#### Data supplied ####
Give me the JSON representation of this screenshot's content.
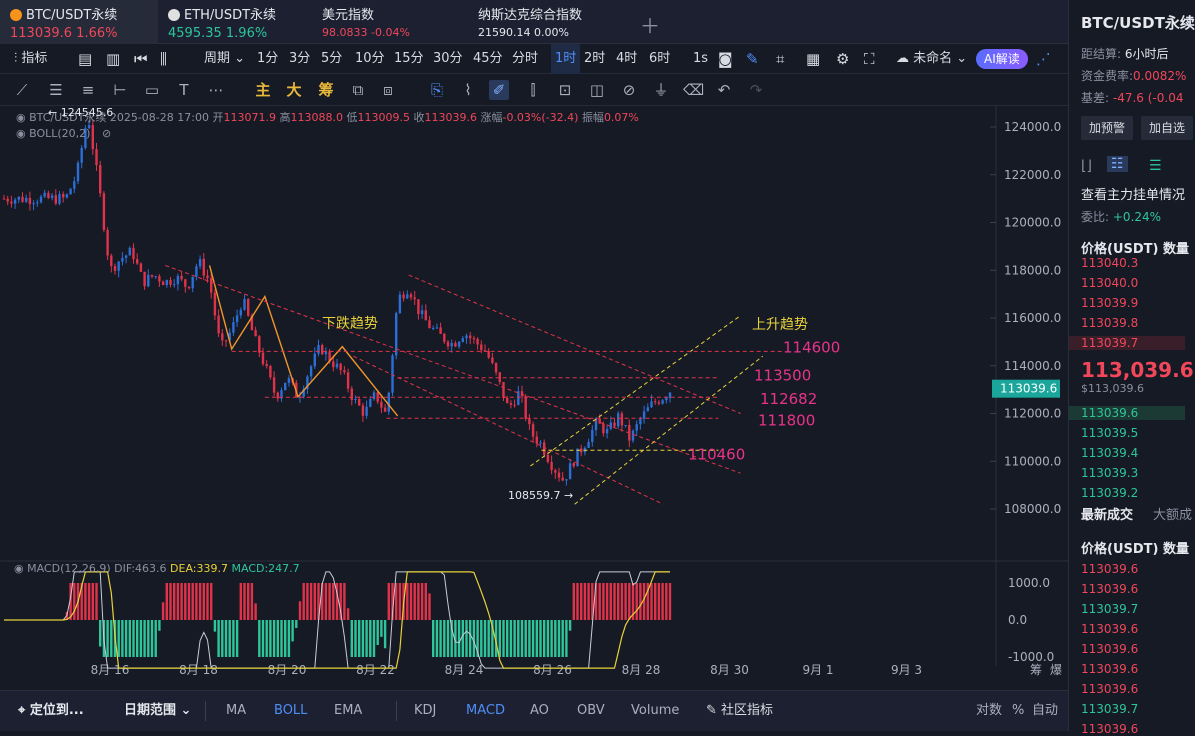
{
  "tabs": [
    {
      "symbol": "BTC/USDT永续",
      "price": "113039.6",
      "change": "1.66%",
      "dir": "up",
      "active": true
    },
    {
      "symbol": "ETH/USDT永续",
      "price": "4595.35",
      "change": "1.96%",
      "dir": "down",
      "active": false
    },
    {
      "symbol": "美元指数",
      "price": "98.0833",
      "change": "-0.04%",
      "dir": "up",
      "active": false
    },
    {
      "symbol": "纳斯达克综合指数",
      "price": "21590.14",
      "change": "0.00%",
      "dir": "flat",
      "active": false
    }
  ],
  "toolbar": {
    "indicators": "指标",
    "period": "周期",
    "intervals": [
      "1分",
      "3分",
      "5分",
      "10分",
      "15分",
      "30分",
      "45分",
      "分时",
      "1时",
      "2时",
      "4时",
      "6时"
    ],
    "selected_interval": "1时",
    "interval_1s": "1s",
    "layout_name": "未命名",
    "ai_button": "AI解读"
  },
  "drawing_tools": {
    "main": "主",
    "big": "大",
    "chip": "筹"
  },
  "legend": {
    "symbol": "BTC/USDT永续",
    "datetime": "2025-08-28 17:00",
    "open_label": "开",
    "open": "113071.9",
    "high_label": "高",
    "high": "113088.0",
    "low_label": "低",
    "low": "113009.5",
    "close_label": "收",
    "close": "113039.6",
    "change_label": "涨幅",
    "change": "-0.03%(-32.4)",
    "amp_label": "振幅",
    "amp": "0.07%",
    "boll": "BOLL(20,2)",
    "high_marker": "124545.6"
  },
  "macd_legend": {
    "name": "MACD(12,26,9)",
    "dif": "DIF:463.6",
    "dea": "DEA:339.7",
    "macd": "MACD:247.7"
  },
  "annotations": {
    "down_trend": "下跌趋势",
    "up_trend": "上升趋势",
    "low_marker": "108559.7",
    "levels": [
      "114600",
      "113500",
      "112682",
      "111800",
      "110460"
    ]
  },
  "price_axis": [
    "124000.0",
    "122000.0",
    "120000.0",
    "118000.0",
    "116000.0",
    "114000.0",
    "112000.0",
    "110000.0",
    "108000.0"
  ],
  "current_price_tag": "113039.6",
  "macd_axis": [
    "1000.0",
    "0.0",
    "-1000.0"
  ],
  "time_axis": [
    "8月 16",
    "8月 18",
    "8月 20",
    "8月 22",
    "8月 24",
    "8月 26",
    "8月 28",
    "8月 30",
    "9月 1",
    "9月 3"
  ],
  "axis_corner": [
    "筹",
    "爆"
  ],
  "bottom_bar": {
    "goto": "定位到...",
    "range": "日期范围",
    "items": [
      "MA",
      "BOLL",
      "EMA",
      "KDJ",
      "MACD",
      "AO",
      "OBV",
      "Volume"
    ],
    "active": [
      "BOLL",
      "MACD"
    ],
    "community": "社区指标",
    "right": [
      "对数",
      "%",
      "自动"
    ]
  },
  "side_panel": {
    "title": "BTC/USDT永续",
    "settle_label": "距结算:",
    "settle_value": "6小时后",
    "funding_label": "资金费率:",
    "funding_value": "0.0082%",
    "basis_label": "基差:",
    "basis_value": "-47.6 (-0.04",
    "alert_btn": "加预警",
    "watch_btn": "加自选",
    "orderbook_link": "查看主力挂单情况",
    "commission_label": "委比:",
    "commission_value": "+0.24%",
    "header": "价格(USDT) 数量",
    "asks": [
      "113040.3",
      "113040.0",
      "113039.9",
      "113039.8",
      "113039.7"
    ],
    "last_price": "113,039.6",
    "last_price_usd": "$113,039.6",
    "bids": [
      "113039.6",
      "113039.5",
      "113039.4",
      "113039.3",
      "113039.2"
    ],
    "trades_tab": "最新成交",
    "big_tab": "大额成",
    "trades_header": "价格(USDT) 数量",
    "trades": [
      {
        "p": "113039.6",
        "c": "r"
      },
      {
        "p": "113039.6",
        "c": "r"
      },
      {
        "p": "113039.7",
        "c": "g"
      },
      {
        "p": "113039.6",
        "c": "r"
      },
      {
        "p": "113039.6",
        "c": "r"
      },
      {
        "p": "113039.6",
        "c": "r"
      },
      {
        "p": "113039.6",
        "c": "r"
      },
      {
        "p": "113039.7",
        "c": "g"
      },
      {
        "p": "113039.6",
        "c": "r"
      }
    ]
  },
  "chart_data": {
    "type": "candlestick",
    "x_range": [
      "2025-08-15",
      "2025-09-04"
    ],
    "y_range": [
      107000,
      125000
    ],
    "path": [
      [
        "08-15 00",
        121000
      ],
      [
        "08-15 06",
        122000
      ],
      [
        "08-15 12",
        124545.6
      ],
      [
        "08-15 18",
        121500
      ],
      [
        "08-16 00",
        118000
      ],
      [
        "08-16 06",
        118500
      ],
      [
        "08-16 12",
        118800
      ],
      [
        "08-16 18",
        117500
      ],
      [
        "08-17 00",
        117800
      ],
      [
        "08-17 06",
        117500
      ],
      [
        "08-17 12",
        117700
      ],
      [
        "08-17 18",
        117300
      ],
      [
        "08-18 00",
        118400
      ],
      [
        "08-18 06",
        117500
      ],
      [
        "08-18 12",
        114700
      ],
      [
        "08-18 18",
        115500
      ],
      [
        "08-19 00",
        116800
      ],
      [
        "08-19 06",
        115200
      ],
      [
        "08-19 12",
        114000
      ],
      [
        "08-19 18",
        112700
      ],
      [
        "08-20 00",
        113500
      ],
      [
        "08-20 06",
        112700
      ],
      [
        "08-20 12",
        113800
      ],
      [
        "08-20 18",
        114800
      ],
      [
        "08-21 00",
        114200
      ],
      [
        "08-21 06",
        113700
      ],
      [
        "08-21 12",
        112600
      ],
      [
        "08-21 18",
        112000
      ],
      [
        "08-22 00",
        112800
      ],
      [
        "08-22 06",
        111900
      ],
      [
        "08-22 12",
        116800
      ],
      [
        "08-22 18",
        117300
      ],
      [
        "08-23 00",
        116200
      ],
      [
        "08-23 06",
        115600
      ],
      [
        "08-23 12",
        115200
      ],
      [
        "08-23 18",
        114900
      ],
      [
        "08-24 00",
        115400
      ],
      [
        "08-24 06",
        115000
      ],
      [
        "08-24 12",
        114600
      ],
      [
        "08-24 18",
        113500
      ],
      [
        "08-25 00",
        112200
      ],
      [
        "08-25 06",
        112900
      ],
      [
        "08-25 12",
        111200
      ],
      [
        "08-25 18",
        110700
      ],
      [
        "08-26 00",
        109800
      ],
      [
        "08-26 06",
        109200
      ],
      [
        "08-26 12",
        110100
      ],
      [
        "08-26 18",
        110800
      ],
      [
        "08-27 00",
        111600
      ],
      [
        "08-27 06",
        111200
      ],
      [
        "08-27 12",
        111900
      ],
      [
        "08-27 18",
        110900
      ],
      [
        "08-28 00",
        111800
      ],
      [
        "08-28 06",
        112400
      ],
      [
        "08-28 12",
        112700
      ],
      [
        "08-28 17",
        113039.6
      ]
    ],
    "horizontal_levels": [
      114600,
      113500,
      112682,
      111800,
      110460
    ],
    "trend_lines": {
      "down_trend": [
        [
          "08-18",
          118000
        ],
        [
          "08-30",
          110400
        ]
      ],
      "up_trend_lower": [
        [
          "08-26",
          108400
        ],
        [
          "08-30",
          114600
        ]
      ]
    },
    "macd": {
      "dif": 463.6,
      "dea": 339.7,
      "hist": 247.7,
      "range": [
        -1000,
        1000
      ]
    }
  }
}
####
**Written request:** Transcribe the preceding listing in its entirety and with exact wording, leaving out pictures.

**Written response:**
Give me the JSON representation of this screenshot's content.
{
  "tabs": [
    {
      "symbol": "BTC/USDT永续",
      "price": "113039.6",
      "change": "1.66%",
      "dir": "up",
      "active": true
    },
    {
      "symbol": "ETH/USDT永续",
      "price": "4595.35",
      "change": "1.96%",
      "dir": "down",
      "active": false
    },
    {
      "symbol": "美元指数",
      "price": "98.0833",
      "change": "-0.04%",
      "dir": "up",
      "active": false
    },
    {
      "symbol": "纳斯达克综合指数",
      "price": "21590.14",
      "change": "0.00%",
      "dir": "flat",
      "active": false
    }
  ],
  "toolbar": {
    "indicators": "指标",
    "period": "周期",
    "intervals": [
      "1分",
      "3分",
      "5分",
      "10分",
      "15分",
      "30分",
      "45分",
      "分时",
      "1时",
      "2时",
      "4时",
      "6时"
    ],
    "selected_interval": "1时",
    "interval_1s": "1s",
    "layout_name": "未命名",
    "ai_button": "AI解读"
  },
  "drawing_tools": {
    "main": "主",
    "big": "大",
    "chip": "筹"
  },
  "legend": {
    "symbol": "BTC/USDT永续",
    "datetime": "2025-08-28 17:00",
    "open_label": "开",
    "open": "113071.9",
    "high_label": "高",
    "high": "113088.0",
    "low_label": "低",
    "low": "113009.5",
    "close_label": "收",
    "close": "113039.6",
    "change_label": "涨幅",
    "change": "-0.03%(-32.4)",
    "amp_label": "振幅",
    "amp": "0.07%",
    "boll": "BOLL(20,2)",
    "high_marker": "124545.6"
  },
  "macd_legend": {
    "name": "MACD(12,26,9)",
    "dif": "DIF:463.6",
    "dea": "DEA:339.7",
    "macd": "MACD:247.7"
  },
  "annotations": {
    "down_trend": "下跌趋势",
    "up_trend": "上升趋势",
    "low_marker": "108559.7",
    "levels": [
      "114600",
      "113500",
      "112682",
      "111800",
      "110460"
    ]
  },
  "price_axis": [
    "124000.0",
    "122000.0",
    "120000.0",
    "118000.0",
    "116000.0",
    "114000.0",
    "112000.0",
    "110000.0",
    "108000.0"
  ],
  "current_price_tag": "113039.6",
  "macd_axis": [
    "1000.0",
    "0.0",
    "-1000.0"
  ],
  "time_axis": [
    "8月 16",
    "8月 18",
    "8月 20",
    "8月 22",
    "8月 24",
    "8月 26",
    "8月 28",
    "8月 30",
    "9月 1",
    "9月 3"
  ],
  "axis_corner": [
    "筹",
    "爆"
  ],
  "bottom_bar": {
    "goto": "定位到...",
    "range": "日期范围",
    "items": [
      "MA",
      "BOLL",
      "EMA",
      "KDJ",
      "MACD",
      "AO",
      "OBV",
      "Volume"
    ],
    "active": [
      "BOLL",
      "MACD"
    ],
    "community": "社区指标",
    "right": [
      "对数",
      "%",
      "自动"
    ]
  },
  "side_panel": {
    "title": "BTC/USDT永续",
    "settle_label": "距结算:",
    "settle_value": "6小时后",
    "funding_label": "资金费率:",
    "funding_value": "0.0082%",
    "basis_label": "基差:",
    "basis_value": "-47.6 (-0.04",
    "alert_btn": "加预警",
    "watch_btn": "加自选",
    "orderbook_link": "查看主力挂单情况",
    "commission_label": "委比:",
    "commission_value": "+0.24%",
    "header": "价格(USDT) 数量",
    "asks": [
      "113040.3",
      "113040.0",
      "113039.9",
      "113039.8",
      "113039.7"
    ],
    "last_price": "113,039.6",
    "last_price_usd": "$113,039.6",
    "bids": [
      "113039.6",
      "113039.5",
      "113039.4",
      "113039.3",
      "113039.2"
    ],
    "trades_tab": "最新成交",
    "big_tab": "大额成",
    "trades_header": "价格(USDT) 数量",
    "trades": [
      {
        "p": "113039.6",
        "c": "r"
      },
      {
        "p": "113039.6",
        "c": "r"
      },
      {
        "p": "113039.7",
        "c": "g"
      },
      {
        "p": "113039.6",
        "c": "r"
      },
      {
        "p": "113039.6",
        "c": "r"
      },
      {
        "p": "113039.6",
        "c": "r"
      },
      {
        "p": "113039.6",
        "c": "r"
      },
      {
        "p": "113039.7",
        "c": "g"
      },
      {
        "p": "113039.6",
        "c": "r"
      }
    ]
  },
  "chart_data": {
    "type": "candlestick",
    "x_range": [
      "2025-08-15",
      "2025-09-04"
    ],
    "y_range": [
      107000,
      125000
    ],
    "path": [
      [
        "08-15 00",
        121000
      ],
      [
        "08-15 06",
        122000
      ],
      [
        "08-15 12",
        124545.6
      ],
      [
        "08-15 18",
        121500
      ],
      [
        "08-16 00",
        118000
      ],
      [
        "08-16 06",
        118500
      ],
      [
        "08-16 12",
        118800
      ],
      [
        "08-16 18",
        117500
      ],
      [
        "08-17 00",
        117800
      ],
      [
        "08-17 06",
        117500
      ],
      [
        "08-17 12",
        117700
      ],
      [
        "08-17 18",
        117300
      ],
      [
        "08-18 00",
        118400
      ],
      [
        "08-18 06",
        117500
      ],
      [
        "08-18 12",
        114700
      ],
      [
        "08-18 18",
        115500
      ],
      [
        "08-19 00",
        116800
      ],
      [
        "08-19 06",
        115200
      ],
      [
        "08-19 12",
        114000
      ],
      [
        "08-19 18",
        112700
      ],
      [
        "08-20 00",
        113500
      ],
      [
        "08-20 06",
        112700
      ],
      [
        "08-20 12",
        113800
      ],
      [
        "08-20 18",
        114800
      ],
      [
        "08-21 00",
        114200
      ],
      [
        "08-21 06",
        113700
      ],
      [
        "08-21 12",
        112600
      ],
      [
        "08-21 18",
        112000
      ],
      [
        "08-22 00",
        112800
      ],
      [
        "08-22 06",
        111900
      ],
      [
        "08-22 12",
        116800
      ],
      [
        "08-22 18",
        117300
      ],
      [
        "08-23 00",
        116200
      ],
      [
        "08-23 06",
        115600
      ],
      [
        "08-23 12",
        115200
      ],
      [
        "08-23 18",
        114900
      ],
      [
        "08-24 00",
        115400
      ],
      [
        "08-24 06",
        115000
      ],
      [
        "08-24 12",
        114600
      ],
      [
        "08-24 18",
        113500
      ],
      [
        "08-25 00",
        112200
      ],
      [
        "08-25 06",
        112900
      ],
      [
        "08-25 12",
        111200
      ],
      [
        "08-25 18",
        110700
      ],
      [
        "08-26 00",
        109800
      ],
      [
        "08-26 06",
        109200
      ],
      [
        "08-26 12",
        110100
      ],
      [
        "08-26 18",
        110800
      ],
      [
        "08-27 00",
        111600
      ],
      [
        "08-27 06",
        111200
      ],
      [
        "08-27 12",
        111900
      ],
      [
        "08-27 18",
        110900
      ],
      [
        "08-28 00",
        111800
      ],
      [
        "08-28 06",
        112400
      ],
      [
        "08-28 12",
        112700
      ],
      [
        "08-28 17",
        113039.6
      ]
    ],
    "horizontal_levels": [
      114600,
      113500,
      112682,
      111800,
      110460
    ],
    "trend_lines": {
      "down_trend": [
        [
          "08-18",
          118000
        ],
        [
          "08-30",
          110400
        ]
      ],
      "up_trend_lower": [
        [
          "08-26",
          108400
        ],
        [
          "08-30",
          114600
        ]
      ]
    },
    "macd": {
      "dif": 463.6,
      "dea": 339.7,
      "hist": 247.7,
      "range": [
        -1000,
        1000
      ]
    }
  }
}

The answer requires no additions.